## [İstenen iş]
Aşağıdaki Rus ruleti yazısında tırnak işaretleri arasına alınmış bütün ifadeleri metindeki sırasıyla listeleyin.

## [Verilen metin]
########################################

Türk usulü Rus ruleti...
İsmail KÜÇÜKKAYA 09 Temmuz 2008
Ortada bir tabanca, içinde tek bir mermi var. Hepimiz tedirginlik içinde “kurşunun kime isabet edeceğini” bekliyoruz. Çaresiz ve umutsuzca “masadaki ikiliyi uyarmaya çalışıyor” ama dinletemiyoruz. Söylüyoruz, “bu oyunda siz kazanamayacaksınız”, zira bahse para yatıran siz değilsiniz, tabancayı oraya koyanlar ve kurşunun kime isabet edeceği üzerine bahse girenler başkaları. Muhtemelen bu ruletten sağ çıkanın da kafasına bir kurşun sıkmakta tereddüt etmeyecek üçüncü kişiler pusuda bekliyorlar. Bahse giren için kimin öldüğünün önemi yok. Çünkü parasını “taraflardan en az birisinin öleceği” üzerine yatırmış. “Kazanma garantili bir oyun” yani.
Namludaki kurşuna yakalanma riski her geçen denemeden sonra daha da artıyor.
“Kırmızı Pazartesi” sendromu gibi, herkes olacakları biliyor, hissediyor lakin senaryo hâlâ işliyor.

########################################

## [Ham veri]

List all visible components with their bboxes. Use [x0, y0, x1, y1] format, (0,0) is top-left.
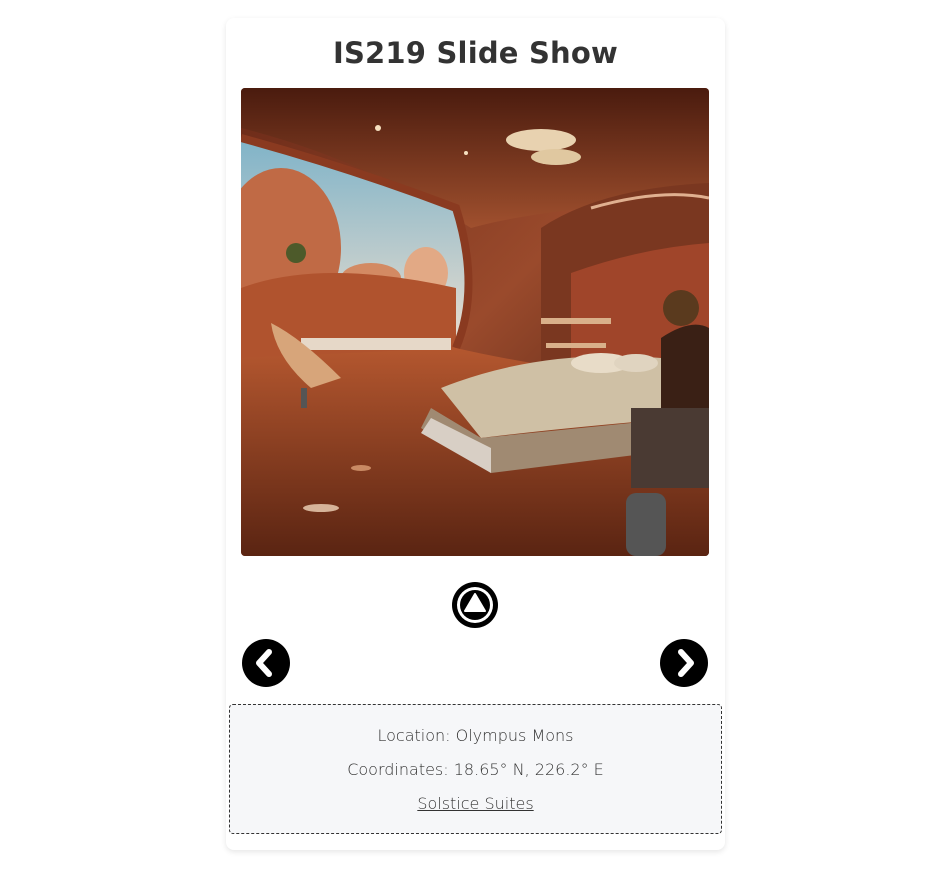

########################################

## [Çözüm]
1. kurşunun kime isabet edeceğini
2. masadaki ikiliyi uyarmaya çalışıyor
3. bu oyunda siz kazanamayacaksınız
4. taraflardan en az birisinin öleceği
5. Kazanma garantili bir oyun
6. Kırmızı Pazartesi